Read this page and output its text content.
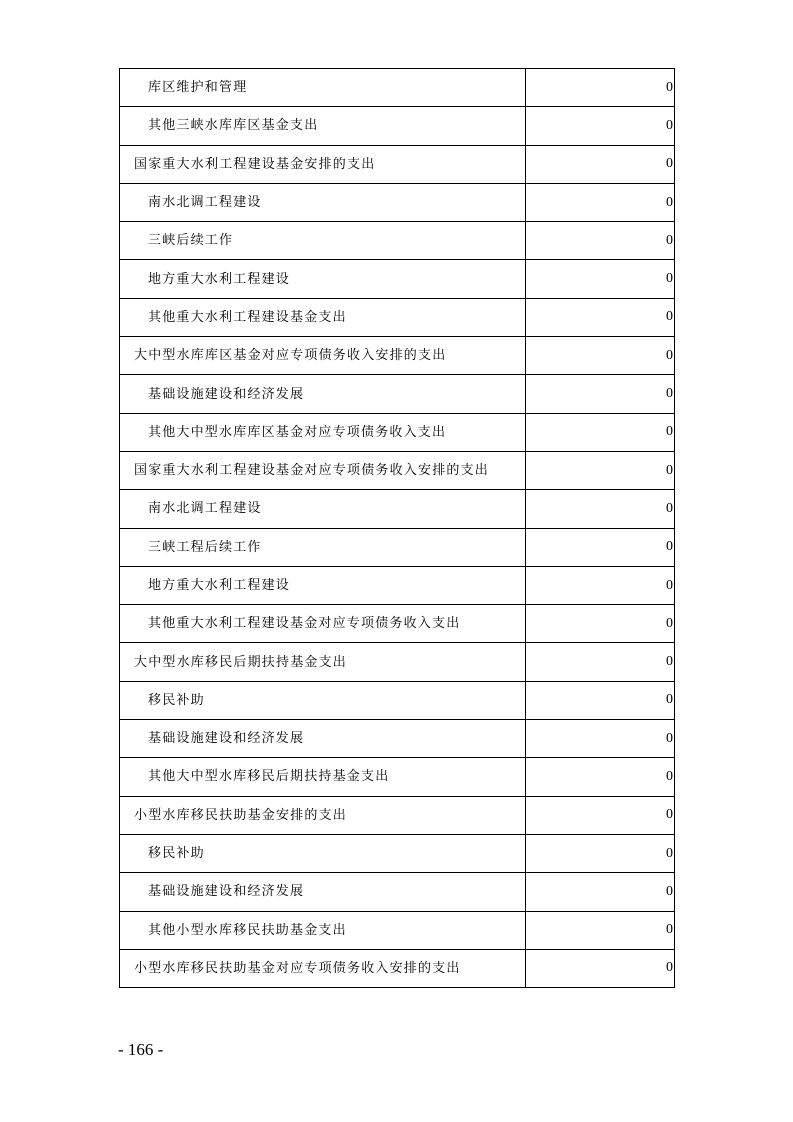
库区维护和管理	0
其他三峡水库库区基金支出	0
国家重大水利工程建设基金安排的支出	0
南水北调工程建设	0
三峡后续工作	0
地方重大水利工程建设	0
其他重大水利工程建设基金支出	0
大中型水库库区基金对应专项债务收入安排的支出	0
基础设施建设和经济发展	0
其他大中型水库库区基金对应专项债务收入支出	0
国家重大水利工程建设基金对应专项债务收入安排的支出	0
南水北调工程建设	0
三峡工程后续工作	0
地方重大水利工程建设	0
其他重大水利工程建设基金对应专项债务收入支出	0
大中型水库移民后期扶持基金支出	0
移民补助	0
基础设施建设和经济发展	0
其他大中型水库移民后期扶持基金支出	0
小型水库移民扶助基金安排的支出	0
移民补助	0
基础设施建设和经济发展	0
其他小型水库移民扶助基金支出	0
小型水库移民扶助基金对应专项债务收入安排的支出	0
- 166 -
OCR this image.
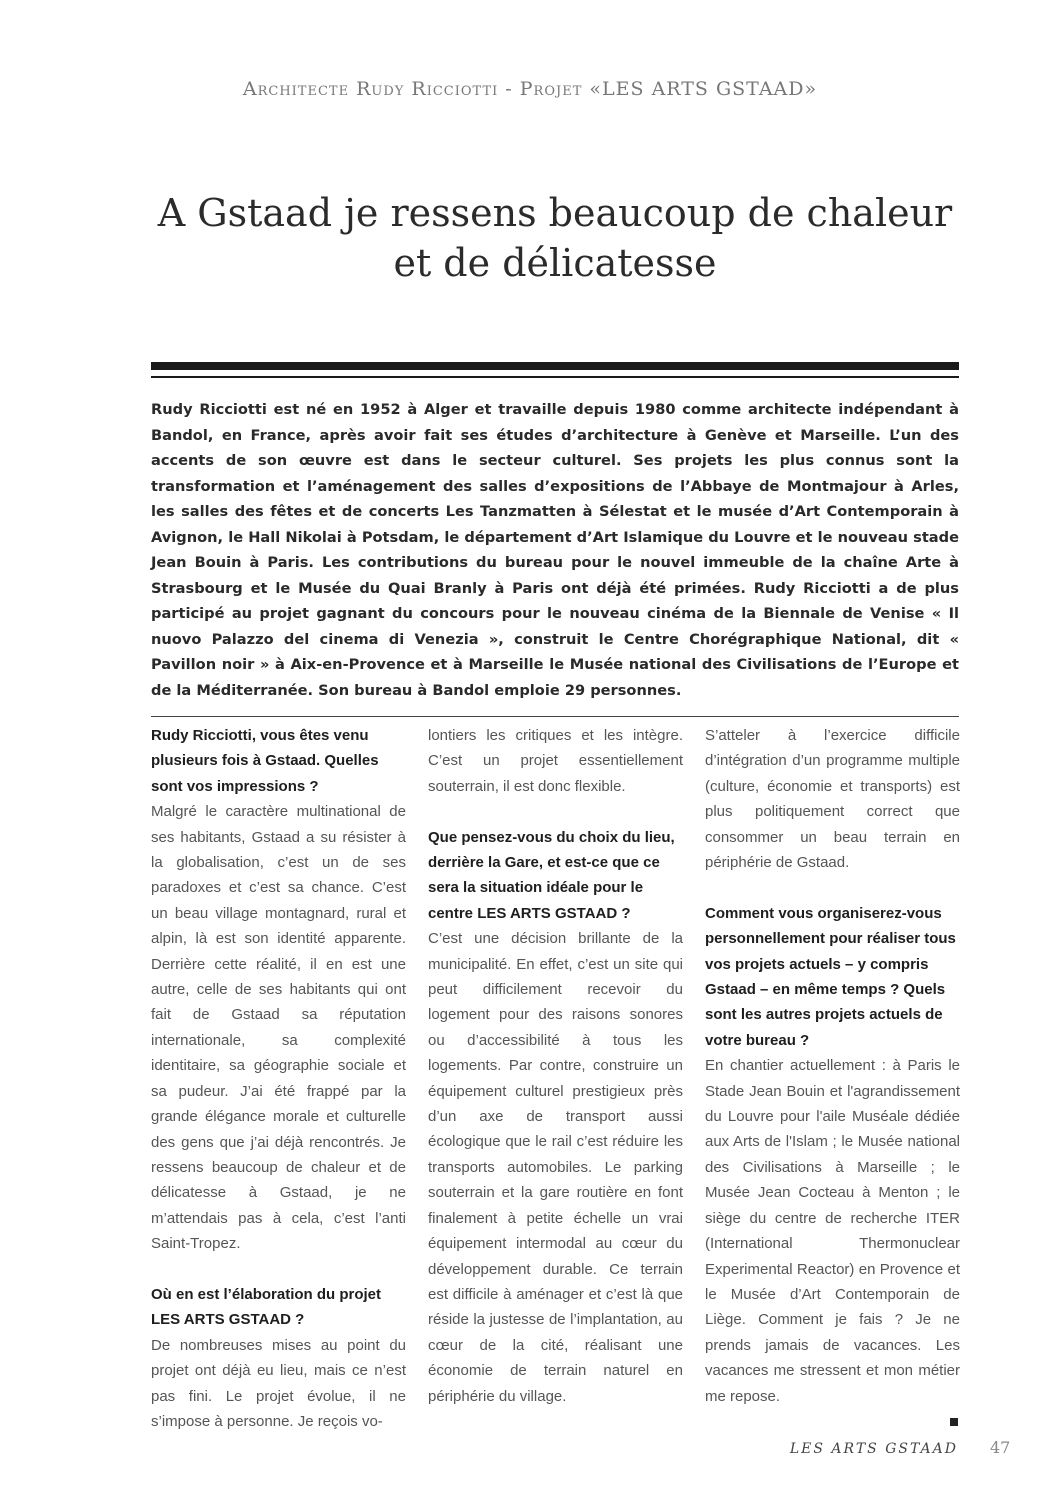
Architecte Rudy Ricciotti - Projet «LES ARTS GSTAAD»
A Gstaad je ressens beaucoup de chaleur
et de délicatesse

Rudy Ricciotti est né en 1952 à Alger et travaille depuis 1980 comme architecte indépendant à Bandol, en France, après avoir fait ses études d’architecture à Genève et Marseille. L’un des accents de son œuvre est dans le secteur culturel. Ses projets les plus connus sont la transformation et l’aménagement des salles d’expositions de l’Abbaye de Montmajour à Arles, les salles des fêtes et de concerts Les Tanzmatten à Sélestat et le musée d’Art Contemporain à Avignon, le Hall Nikolai à Potsdam, le département d’Art Islamique du Louvre et le nouveau stade Jean Bouin à Paris. Les contributions du bureau pour le nouvel immeuble de la chaîne Arte à Strasbourg et le Musée du Quai Branly à Paris ont déjà été primées. Rudy Ricciotti a de plus participé au projet gagnant du concours pour le nouveau cinéma de la Biennale de Venise « Il nuovo Palazzo del cinema di Venezia », construit le Centre Chorégraphique National, dit « Pavillon noir » à Aix-en-Provence et à Marseille le Musée national des Civilisations de l’Europe et de la Méditerranée. Son bureau à Bandol emploie 29 personnes.

Rudy Ricciotti, vous êtes venu plusieurs fois à Gstaad. Quelles sont vos impressions ?

Malgré le caractère multinational de ses habitants, Gstaad a su résister à la globalisation, c’est un de ses paradoxes et c’est sa chance. C’est un beau village montagnard, rural et alpin, là est son identité apparente. Derrière cette réalité, il en est une autre, celle de ses habitants qui ont fait de Gstaad sa réputation internationale, sa complexité identitaire, sa géographie sociale et sa pudeur. J’ai été frappé par la grande élégance morale et culturelle des gens que j’ai déjà rencontrés. Je ressens beaucoup de chaleur et de délicatesse à Gstaad, je ne m’attendais pas à cela, c’est l’anti Saint-Tropez.

Où en est l’élaboration du projet LES ARTS GSTAAD ?

De nombreuses mises au point du projet ont déjà eu lieu, mais ce n’est pas fini. Le projet évolue, il ne s’impose à personne. Je reçois vo-

lontiers les critiques et les intègre. C’est un projet essentiellement souterrain, il est donc flexible.

Que pensez-vous du choix du lieu, derrière la Gare, et est-ce que ce sera la situation idéale pour le centre LES ARTS GSTAAD ?

C’est une décision brillante de la municipalité. En effet, c’est un site qui peut difficilement recevoir du logement pour des raisons sonores ou d’accessibilité à tous les logements. Par contre, construire un équipement culturel prestigieux près d’un axe de transport aussi écologique que le rail c’est réduire les transports automobiles. Le parking souterrain et la gare routière en font finalement à petite échelle un vrai équipement intermodal au cœur du développement durable. Ce terrain est difficile à aménager et c’est là que réside la justesse de l’implantation, au cœur de la cité, réalisant une économie de terrain naturel en périphérie du village.

S’atteler à l’exercice difficile d’intégration d’un programme multiple (culture, économie et transports) est plus politiquement correct que consommer un beau terrain en périphérie de Gstaad.

Comment vous organiserez-vous personnellement pour réaliser tous vos projets actuels – y compris Gstaad – en même temps ? Quels sont les autres projets actuels de votre bureau ?

En chantier actuellement : à Paris le Stade Jean Bouin et l'agrandissement du Louvre pour l'aile Muséale dédiée aux Arts de l'Islam ; le Musée national des Civilisations à Marseille ; le Musée Jean Cocteau à Menton ; le siège du centre de recherche ITER (International Thermonuclear Experimental Reactor) en Provence et le Musée d’Art Contemporain de Liège. Comment je fais ? Je ne prends jamais de vacances. Les vacances me stressent et mon métier me repose.

LES ARTS GSTAAD 47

——

WHAT THIS TASK INVOLVES: The entries above should be reproduced exactly, without their pictures.

WRITTEN SOLUTION:
Read this page and output its text content.
库区维护和管理	0
其他三峡水库库区基金支出	0
国家重大水利工程建设基金安排的支出	0
南水北调工程建设	0
三峡后续工作	0
地方重大水利工程建设	0
其他重大水利工程建设基金支出	0
大中型水库库区基金对应专项债务收入安排的支出	0
基础设施建设和经济发展	0
其他大中型水库库区基金对应专项债务收入支出	0
国家重大水利工程建设基金对应专项债务收入安排的支出	0
南水北调工程建设	0
三峡工程后续工作	0
地方重大水利工程建设	0
其他重大水利工程建设基金对应专项债务收入支出	0
大中型水库移民后期扶持基金支出	0
移民补助	0
基础设施建设和经济发展	0
其他大中型水库移民后期扶持基金支出	0
小型水库移民扶助基金安排的支出	0
移民补助	0
基础设施建设和经济发展	0
其他小型水库移民扶助基金支出	0
小型水库移民扶助基金对应专项债务收入安排的支出	0
- 166 -
OCR this image.
Architecte Rudy Ricciotti - Projet «LES ARTS GSTAAD»
A Gstaad je ressens beaucoup de chaleur
et de délicatesse

Rudy Ricciotti est né en 1952 à Alger et travaille depuis 1980 comme architecte indépendant à Bandol, en France, après avoir fait ses études d’architecture à Genève et Marseille. L’un des accents de son œuvre est dans le secteur culturel. Ses projets les plus connus sont la transformation et l’aménagement des salles d’expositions de l’Abbaye de Montmajour à Arles, les salles des fêtes et de concerts Les Tanzmatten à Sélestat et le musée d’Art Contemporain à Avignon, le Hall Nikolai à Potsdam, le département d’Art Islamique du Louvre et le nouveau stade Jean Bouin à Paris. Les contributions du bureau pour le nouvel immeuble de la chaîne Arte à Strasbourg et le Musée du Quai Branly à Paris ont déjà été primées. Rudy Ricciotti a de plus participé au projet gagnant du concours pour le nouveau cinéma de la Biennale de Venise « Il nuovo Palazzo del cinema di Venezia », construit le Centre Chorégraphique National, dit « Pavillon noir » à Aix-en-Provence et à Marseille le Musée national des Civilisations de l’Europe et de la Méditerranée. Son bureau à Bandol emploie 29 personnes.

Rudy Ricciotti, vous êtes venu plusieurs fois à Gstaad. Quelles sont vos impressions ?

Malgré le caractère multinational de ses habitants, Gstaad a su résister à la globalisation, c’est un de ses paradoxes et c’est sa chance. C’est un beau village montagnard, rural et alpin, là est son identité apparente. Derrière cette réalité, il en est une autre, celle de ses habitants qui ont fait de Gstaad sa réputation internationale, sa complexité identitaire, sa géographie sociale et sa pudeur. J’ai été frappé par la grande élégance morale et culturelle des gens que j’ai déjà rencontrés. Je ressens beaucoup de chaleur et de délicatesse à Gstaad, je ne m’attendais pas à cela, c’est l’anti Saint-Tropez.

Où en est l’élaboration du projet LES ARTS GSTAAD ?

De nombreuses mises au point du projet ont déjà eu lieu, mais ce n’est pas fini. Le projet évolue, il ne s’impose à personne. Je reçois vo-

lontiers les critiques et les intègre. C’est un projet essentiellement souterrain, il est donc flexible.

Que pensez-vous du choix du lieu, derrière la Gare, et est-ce que ce sera la situation idéale pour le centre LES ARTS GSTAAD ?

C’est une décision brillante de la municipalité. En effet, c’est un site qui peut difficilement recevoir du logement pour des raisons sonores ou d’accessibilité à tous les logements. Par contre, construire un équipement culturel prestigieux près d’un axe de transport aussi écologique que le rail c’est réduire les transports automobiles. Le parking souterrain et la gare routière en font finalement à petite échelle un vrai équipement intermodal au cœur du développement durable. Ce terrain est difficile à aménager et c’est là que réside la justesse de l’implantation, au cœur de la cité, réalisant une économie de terrain naturel en périphérie du village.

S’atteler à l’exercice difficile d’intégration d’un programme multiple (culture, économie et transports) est plus politiquement correct que consommer un beau terrain en périphérie de Gstaad.

Comment vous organiserez-vous personnellement pour réaliser tous vos projets actuels – y compris Gstaad – en même temps ? Quels sont les autres projets actuels de votre bureau ?

En chantier actuellement : à Paris le Stade Jean Bouin et l'agrandissement du Louvre pour l'aile Muséale dédiée aux Arts de l'Islam ; le Musée national des Civilisations à Marseille ; le Musée Jean Cocteau à Menton ; le siège du centre de recherche ITER (International Thermonuclear Experimental Reactor) en Provence et le Musée d’Art Contemporain de Liège. Comment je fais ? Je ne prends jamais de vacances. Les vacances me stressent et mon métier me repose.

LES ARTS GSTAAD 47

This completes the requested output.